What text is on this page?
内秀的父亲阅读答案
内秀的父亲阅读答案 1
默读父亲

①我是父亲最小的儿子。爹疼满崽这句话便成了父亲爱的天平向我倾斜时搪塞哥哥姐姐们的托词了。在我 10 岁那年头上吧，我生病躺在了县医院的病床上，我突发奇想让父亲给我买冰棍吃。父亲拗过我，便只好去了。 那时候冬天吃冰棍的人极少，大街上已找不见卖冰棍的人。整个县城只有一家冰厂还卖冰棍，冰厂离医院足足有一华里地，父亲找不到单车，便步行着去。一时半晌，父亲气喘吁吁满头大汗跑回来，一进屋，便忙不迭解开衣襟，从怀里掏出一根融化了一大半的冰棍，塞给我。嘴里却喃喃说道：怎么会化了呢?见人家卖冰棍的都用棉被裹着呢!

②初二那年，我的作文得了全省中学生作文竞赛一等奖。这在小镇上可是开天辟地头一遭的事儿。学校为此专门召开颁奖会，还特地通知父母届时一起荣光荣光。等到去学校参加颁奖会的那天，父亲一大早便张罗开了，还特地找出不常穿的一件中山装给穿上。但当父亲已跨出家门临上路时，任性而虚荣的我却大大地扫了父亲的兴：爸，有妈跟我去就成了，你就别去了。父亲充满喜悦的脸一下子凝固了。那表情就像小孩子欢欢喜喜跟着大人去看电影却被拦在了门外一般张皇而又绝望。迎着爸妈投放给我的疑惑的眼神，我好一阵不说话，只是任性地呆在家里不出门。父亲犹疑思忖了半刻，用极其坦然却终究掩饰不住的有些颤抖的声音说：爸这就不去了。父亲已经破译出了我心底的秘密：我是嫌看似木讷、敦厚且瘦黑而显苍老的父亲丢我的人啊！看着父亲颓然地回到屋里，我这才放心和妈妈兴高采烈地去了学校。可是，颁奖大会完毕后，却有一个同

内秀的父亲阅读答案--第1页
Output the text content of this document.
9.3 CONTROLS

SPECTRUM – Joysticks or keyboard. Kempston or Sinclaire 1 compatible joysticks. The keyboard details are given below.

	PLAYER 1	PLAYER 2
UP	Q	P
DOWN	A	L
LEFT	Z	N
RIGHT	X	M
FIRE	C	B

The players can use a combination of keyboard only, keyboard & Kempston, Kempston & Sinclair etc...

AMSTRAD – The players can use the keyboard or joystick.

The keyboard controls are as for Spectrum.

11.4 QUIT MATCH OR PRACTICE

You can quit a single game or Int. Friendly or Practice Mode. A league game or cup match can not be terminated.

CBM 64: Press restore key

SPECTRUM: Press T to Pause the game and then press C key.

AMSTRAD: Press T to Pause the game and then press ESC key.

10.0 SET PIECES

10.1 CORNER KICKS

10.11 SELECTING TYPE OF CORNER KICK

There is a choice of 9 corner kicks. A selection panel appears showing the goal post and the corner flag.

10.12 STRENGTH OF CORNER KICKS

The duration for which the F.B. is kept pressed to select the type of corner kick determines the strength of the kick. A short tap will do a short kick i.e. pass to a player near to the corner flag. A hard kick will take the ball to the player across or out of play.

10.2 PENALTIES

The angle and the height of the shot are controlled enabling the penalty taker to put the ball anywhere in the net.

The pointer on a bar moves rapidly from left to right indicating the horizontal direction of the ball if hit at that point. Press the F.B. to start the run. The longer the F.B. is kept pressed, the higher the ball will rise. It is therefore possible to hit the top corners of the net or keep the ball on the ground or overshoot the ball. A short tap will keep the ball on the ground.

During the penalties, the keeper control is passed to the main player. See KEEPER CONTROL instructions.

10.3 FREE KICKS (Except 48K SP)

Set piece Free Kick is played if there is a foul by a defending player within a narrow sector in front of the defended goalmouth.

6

WORK TO BE COMPLETED: Produce an exact copy of the whole listing.

TASK ANSWER:
What text is on this page?
内秀的父亲阅读答案
内秀的父亲阅读答案 1
默读父亲

①我是父亲最小的儿子。爹疼满崽这句话便成了父亲爱的天平向我倾斜时搪塞哥哥姐姐们的托词了。在我 10 岁那年头上吧，我生病躺在了县医院的病床上，我突发奇想让父亲给我买冰棍吃。父亲拗过我，便只好去了。 那时候冬天吃冰棍的人极少，大街上已找不见卖冰棍的人。整个县城只有一家冰厂还卖冰棍，冰厂离医院足足有一华里地，父亲找不到单车，便步行着去。一时半晌，父亲气喘吁吁满头大汗跑回来，一进屋，便忙不迭解开衣襟，从怀里掏出一根融化了一大半的冰棍，塞给我。嘴里却喃喃说道：怎么会化了呢?见人家卖冰棍的都用棉被裹着呢!

②初二那年，我的作文得了全省中学生作文竞赛一等奖。这在小镇上可是开天辟地头一遭的事儿。学校为此专门召开颁奖会，还特地通知父母届时一起荣光荣光。等到去学校参加颁奖会的那天，父亲一大早便张罗开了，还特地找出不常穿的一件中山装给穿上。但当父亲已跨出家门临上路时，任性而虚荣的我却大大地扫了父亲的兴：爸，有妈跟我去就成了，你就别去了。父亲充满喜悦的脸一下子凝固了。那表情就像小孩子欢欢喜喜跟着大人去看电影却被拦在了门外一般张皇而又绝望。迎着爸妈投放给我的疑惑的眼神，我好一阵不说话，只是任性地呆在家里不出门。父亲犹疑思忖了半刻，用极其坦然却终究掩饰不住的有些颤抖的声音说：爸这就不去了。父亲已经破译出了我心底的秘密：我是嫌看似木讷、敦厚且瘦黑而显苍老的父亲丢我的人啊！看着父亲颓然地回到屋里，我这才放心和妈妈兴高采烈地去了学校。可是，颁奖大会完毕后，却有一个同

内秀的父亲阅读答案--第1页
Output the text content of this document.
9.3 CONTROLS

SPECTRUM – Joysticks or keyboard. Kempston or Sinclaire 1 compatible joysticks. The keyboard details are given below.

	PLAYER 1	PLAYER 2
UP	Q	P
DOWN	A	L
LEFT	Z	N
RIGHT	X	M
FIRE	C	B

The players can use a combination of keyboard only, keyboard & Kempston, Kempston & Sinclair etc...

AMSTRAD – The players can use the keyboard or joystick.

The keyboard controls are as for Spectrum.

11.4 QUIT MATCH OR PRACTICE

You can quit a single game or Int. Friendly or Practice Mode. A league game or cup match can not be terminated.

CBM 64: Press restore key

SPECTRUM: Press T to Pause the game and then press C key.

AMSTRAD: Press T to Pause the game and then press ESC key.

10.0 SET PIECES

10.1 CORNER KICKS

10.11 SELECTING TYPE OF CORNER KICK

There is a choice of 9 corner kicks. A selection panel appears showing the goal post and the corner flag.

10.12 STRENGTH OF CORNER KICKS

The duration for which the F.B. is kept pressed to select the type of corner kick determines the strength of the kick. A short tap will do a short kick i.e. pass to a player near to the corner flag. A hard kick will take the ball to the player across or out of play.

10.2 PENALTIES

The angle and the height of the shot are controlled enabling the penalty taker to put the ball anywhere in the net.

The pointer on a bar moves rapidly from left to right indicating the horizontal direction of the ball if hit at that point. Press the F.B. to start the run. The longer the F.B. is kept pressed, the higher the ball will rise. It is therefore possible to hit the top corners of the net or keep the ball on the ground or overshoot the ball. A short tap will keep the ball on the ground.

During the penalties, the keeper control is passed to the main player. See KEEPER CONTROL instructions.

10.3 FREE KICKS (Except 48K SP)

Set piece Free Kick is played if there is a foul by a defending player within a narrow sector in front of the defended goalmouth.

6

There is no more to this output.